• EXERCISE: Here are the records. Print them all exactly.

(Data entries for graphics)
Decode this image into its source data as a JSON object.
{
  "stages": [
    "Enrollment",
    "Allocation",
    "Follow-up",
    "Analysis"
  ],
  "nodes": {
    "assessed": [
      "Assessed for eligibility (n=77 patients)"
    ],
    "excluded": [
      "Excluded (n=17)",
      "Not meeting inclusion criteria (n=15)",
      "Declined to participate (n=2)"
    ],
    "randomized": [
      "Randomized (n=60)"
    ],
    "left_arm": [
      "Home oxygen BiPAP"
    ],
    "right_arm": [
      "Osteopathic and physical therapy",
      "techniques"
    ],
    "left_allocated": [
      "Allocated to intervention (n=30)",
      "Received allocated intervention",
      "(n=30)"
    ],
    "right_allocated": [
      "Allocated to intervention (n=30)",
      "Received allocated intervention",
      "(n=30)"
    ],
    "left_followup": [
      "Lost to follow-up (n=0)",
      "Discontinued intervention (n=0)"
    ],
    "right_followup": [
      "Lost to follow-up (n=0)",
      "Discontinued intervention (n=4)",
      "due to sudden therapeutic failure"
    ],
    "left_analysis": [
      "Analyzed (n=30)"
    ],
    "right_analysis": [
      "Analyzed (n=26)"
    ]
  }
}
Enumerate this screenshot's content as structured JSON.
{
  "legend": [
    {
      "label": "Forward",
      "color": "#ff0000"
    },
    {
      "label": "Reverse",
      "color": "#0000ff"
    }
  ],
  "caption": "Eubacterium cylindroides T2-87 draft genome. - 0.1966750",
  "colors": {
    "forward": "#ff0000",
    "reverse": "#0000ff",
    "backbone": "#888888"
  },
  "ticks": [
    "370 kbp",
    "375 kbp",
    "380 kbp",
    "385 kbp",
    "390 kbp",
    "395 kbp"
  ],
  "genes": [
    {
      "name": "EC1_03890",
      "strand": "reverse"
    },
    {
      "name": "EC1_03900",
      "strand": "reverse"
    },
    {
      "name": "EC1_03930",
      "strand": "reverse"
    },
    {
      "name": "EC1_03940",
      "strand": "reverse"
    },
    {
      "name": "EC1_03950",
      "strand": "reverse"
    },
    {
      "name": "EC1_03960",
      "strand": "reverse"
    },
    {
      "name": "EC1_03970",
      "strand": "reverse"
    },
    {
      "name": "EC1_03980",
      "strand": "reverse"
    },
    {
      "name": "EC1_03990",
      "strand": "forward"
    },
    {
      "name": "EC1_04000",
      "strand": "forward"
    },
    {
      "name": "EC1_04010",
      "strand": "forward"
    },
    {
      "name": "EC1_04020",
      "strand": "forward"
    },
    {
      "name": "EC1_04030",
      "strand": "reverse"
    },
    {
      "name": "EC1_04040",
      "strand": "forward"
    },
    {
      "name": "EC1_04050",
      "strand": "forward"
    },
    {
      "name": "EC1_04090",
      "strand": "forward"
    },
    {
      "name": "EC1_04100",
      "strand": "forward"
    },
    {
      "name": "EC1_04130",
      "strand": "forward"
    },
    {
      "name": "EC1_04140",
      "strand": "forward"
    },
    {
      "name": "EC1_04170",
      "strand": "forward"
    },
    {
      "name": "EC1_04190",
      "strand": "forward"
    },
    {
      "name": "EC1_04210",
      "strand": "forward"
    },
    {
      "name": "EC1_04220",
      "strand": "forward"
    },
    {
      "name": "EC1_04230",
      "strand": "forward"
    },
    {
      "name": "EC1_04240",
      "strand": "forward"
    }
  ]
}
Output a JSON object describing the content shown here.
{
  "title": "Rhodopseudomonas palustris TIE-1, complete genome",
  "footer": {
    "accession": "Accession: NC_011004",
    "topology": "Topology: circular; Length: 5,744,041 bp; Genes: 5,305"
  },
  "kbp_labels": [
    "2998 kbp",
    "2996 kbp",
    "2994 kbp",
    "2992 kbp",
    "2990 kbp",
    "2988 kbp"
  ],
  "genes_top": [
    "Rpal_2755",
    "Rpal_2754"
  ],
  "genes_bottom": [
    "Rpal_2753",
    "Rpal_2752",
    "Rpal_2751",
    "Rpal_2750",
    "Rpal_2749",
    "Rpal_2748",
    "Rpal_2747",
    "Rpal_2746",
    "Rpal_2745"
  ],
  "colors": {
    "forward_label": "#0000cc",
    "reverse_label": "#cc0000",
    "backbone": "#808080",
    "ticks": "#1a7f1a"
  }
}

• TASK OUTPUT:
Decode this image into its source data as a JSON object.
{
  "stages": [
    "Enrollment",
    "Allocation",
    "Follow-up",
    "Analysis"
  ],
  "nodes": {
    "assessed": [
      "Assessed for eligibility (n=77 patients)"
    ],
    "excluded": [
      "Excluded (n=17)",
      "Not meeting inclusion criteria (n=15)",
      "Declined to participate (n=2)"
    ],
    "randomized": [
      "Randomized (n=60)"
    ],
    "left_arm": [
      "Home oxygen BiPAP"
    ],
    "right_arm": [
      "Osteopathic and physical therapy",
      "techniques"
    ],
    "left_allocated": [
      "Allocated to intervention (n=30)",
      "Received allocated intervention",
      "(n=30)"
    ],
    "right_allocated": [
      "Allocated to intervention (n=30)",
      "Received allocated intervention",
      "(n=30)"
    ],
    "left_followup": [
      "Lost to follow-up (n=0)",
      "Discontinued intervention (n=0)"
    ],
    "right_followup": [
      "Lost to follow-up (n=0)",
      "Discontinued intervention (n=4)",
      "due to sudden therapeutic failure"
    ],
    "left_analysis": [
      "Analyzed (n=30)"
    ],
    "right_analysis": [
      "Analyzed (n=26)"
    ]
  }
}
Enumerate this screenshot's content as structured JSON.
{
  "legend": [
    {
      "label": "Forward",
      "color": "#ff0000"
    },
    {
      "label": "Reverse",
      "color": "#0000ff"
    }
  ],
  "caption": "Eubacterium cylindroides T2-87 draft genome. - 0.1966750",
  "colors": {
    "forward": "#ff0000",
    "reverse": "#0000ff",
    "backbone": "#888888"
  },
  "ticks": [
    "370 kbp",
    "375 kbp",
    "380 kbp",
    "385 kbp",
    "390 kbp",
    "395 kbp"
  ],
  "genes": [
    {
      "name": "EC1_03890",
      "strand": "reverse"
    },
    {
      "name": "EC1_03900",
      "strand": "reverse"
    },
    {
      "name": "EC1_03930",
      "strand": "reverse"
    },
    {
      "name": "EC1_03940",
      "strand": "reverse"
    },
    {
      "name": "EC1_03950",
      "strand": "reverse"
    },
    {
      "name": "EC1_03960",
      "strand": "reverse"
    },
    {
      "name": "EC1_03970",
      "strand": "reverse"
    },
    {
      "name": "EC1_03980",
      "strand": "reverse"
    },
    {
      "name": "EC1_03990",
      "strand": "forward"
    },
    {
      "name": "EC1_04000",
      "strand": "forward"
    },
    {
      "name": "EC1_04010",
      "strand": "forward"
    },
    {
      "name": "EC1_04020",
      "strand": "forward"
    },
    {
      "name": "EC1_04030",
      "strand": "reverse"
    },
    {
      "name": "EC1_04040",
      "strand": "forward"
    },
    {
      "name": "EC1_04050",
      "strand": "forward"
    },
    {
      "name": "EC1_04090",
      "strand": "forward"
    },
    {
      "name": "EC1_04100",
      "strand": "forward"
    },
    {
      "name": "EC1_04130",
      "strand": "forward"
    },
    {
      "name": "EC1_04140",
      "strand": "forward"
    },
    {
      "name": "EC1_04170",
      "strand": "forward"
    },
    {
      "name": "EC1_04190",
      "strand": "forward"
    },
    {
      "name": "EC1_04210",
      "strand": "forward"
    },
    {
      "name": "EC1_04220",
      "strand": "forward"
    },
    {
      "name": "EC1_04230",
      "strand": "forward"
    },
    {
      "name": "EC1_04240",
      "strand": "forward"
    }
  ]
}
Output a JSON object describing the content shown here.
{
  "title": "Rhodopseudomonas palustris TIE-1, complete genome",
  "footer": {
    "accession": "Accession: NC_011004",
    "topology": "Topology: circular; Length: 5,744,041 bp; Genes: 5,305"
  },
  "kbp_labels": [
    "2998 kbp",
    "2996 kbp",
    "2994 kbp",
    "2992 kbp",
    "2990 kbp",
    "2988 kbp"
  ],
  "genes_top": [
    "Rpal_2755",
    "Rpal_2754"
  ],
  "genes_bottom": [
    "Rpal_2753",
    "Rpal_2752",
    "Rpal_2751",
    "Rpal_2750",
    "Rpal_2749",
    "Rpal_2748",
    "Rpal_2747",
    "Rpal_2746",
    "Rpal_2745"
  ],
  "colors": {
    "forward_label": "#0000cc",
    "reverse_label": "#cc0000",
    "backbone": "#808080",
    "ticks": "#1a7f1a"
  }
}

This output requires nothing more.